------ MATERIALS PROVIDED

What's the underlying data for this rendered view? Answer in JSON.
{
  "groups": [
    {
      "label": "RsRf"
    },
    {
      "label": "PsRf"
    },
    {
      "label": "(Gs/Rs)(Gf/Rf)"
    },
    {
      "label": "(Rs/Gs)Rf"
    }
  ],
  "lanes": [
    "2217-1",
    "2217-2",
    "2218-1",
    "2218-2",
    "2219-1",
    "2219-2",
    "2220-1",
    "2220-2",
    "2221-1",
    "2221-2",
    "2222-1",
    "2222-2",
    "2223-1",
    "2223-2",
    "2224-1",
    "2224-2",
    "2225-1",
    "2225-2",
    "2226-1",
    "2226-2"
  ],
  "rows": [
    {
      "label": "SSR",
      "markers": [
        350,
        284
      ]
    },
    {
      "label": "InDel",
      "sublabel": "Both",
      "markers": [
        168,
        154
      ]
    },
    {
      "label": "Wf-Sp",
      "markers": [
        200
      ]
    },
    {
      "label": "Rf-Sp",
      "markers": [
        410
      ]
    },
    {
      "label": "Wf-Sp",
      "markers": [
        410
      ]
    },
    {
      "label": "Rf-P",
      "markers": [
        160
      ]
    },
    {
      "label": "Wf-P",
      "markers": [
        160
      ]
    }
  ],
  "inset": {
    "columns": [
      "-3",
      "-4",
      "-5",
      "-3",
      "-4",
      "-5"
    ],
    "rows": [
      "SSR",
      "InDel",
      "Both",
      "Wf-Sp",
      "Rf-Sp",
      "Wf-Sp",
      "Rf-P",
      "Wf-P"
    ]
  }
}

------------

→ WORK INSTRUCTIONS: Return the listing above in its exact form.

→ EXERCISE SOLUTION:
What's the underlying data for this rendered view? Answer in JSON.
{
  "groups": [
    {
      "label": "RsRf"
    },
    {
      "label": "PsRf"
    },
    {
      "label": "(Gs/Rs)(Gf/Rf)"
    },
    {
      "label": "(Rs/Gs)Rf"
    }
  ],
  "lanes": [
    "2217-1",
    "2217-2",
    "2218-1",
    "2218-2",
    "2219-1",
    "2219-2",
    "2220-1",
    "2220-2",
    "2221-1",
    "2221-2",
    "2222-1",
    "2222-2",
    "2223-1",
    "2223-2",
    "2224-1",
    "2224-2",
    "2225-1",
    "2225-2",
    "2226-1",
    "2226-2"
  ],
  "rows": [
    {
      "label": "SSR",
      "markers": [
        350,
        284
      ]
    },
    {
      "label": "InDel",
      "sublabel": "Both",
      "markers": [
        168,
        154
      ]
    },
    {
      "label": "Wf-Sp",
      "markers": [
        200
      ]
    },
    {
      "label": "Rf-Sp",
      "markers": [
        410
      ]
    },
    {
      "label": "Wf-Sp",
      "markers": [
        410
      ]
    },
    {
      "label": "Rf-P",
      "markers": [
        160
      ]
    },
    {
      "label": "Wf-P",
      "markers": [
        160
      ]
    }
  ],
  "inset": {
    "columns": [
      "-3",
      "-4",
      "-5",
      "-3",
      "-4",
      "-5"
    ],
    "rows": [
      "SSR",
      "InDel",
      "Both",
      "Wf-Sp",
      "Rf-Sp",
      "Wf-Sp",
      "Rf-P",
      "Wf-P"
    ]
  }
}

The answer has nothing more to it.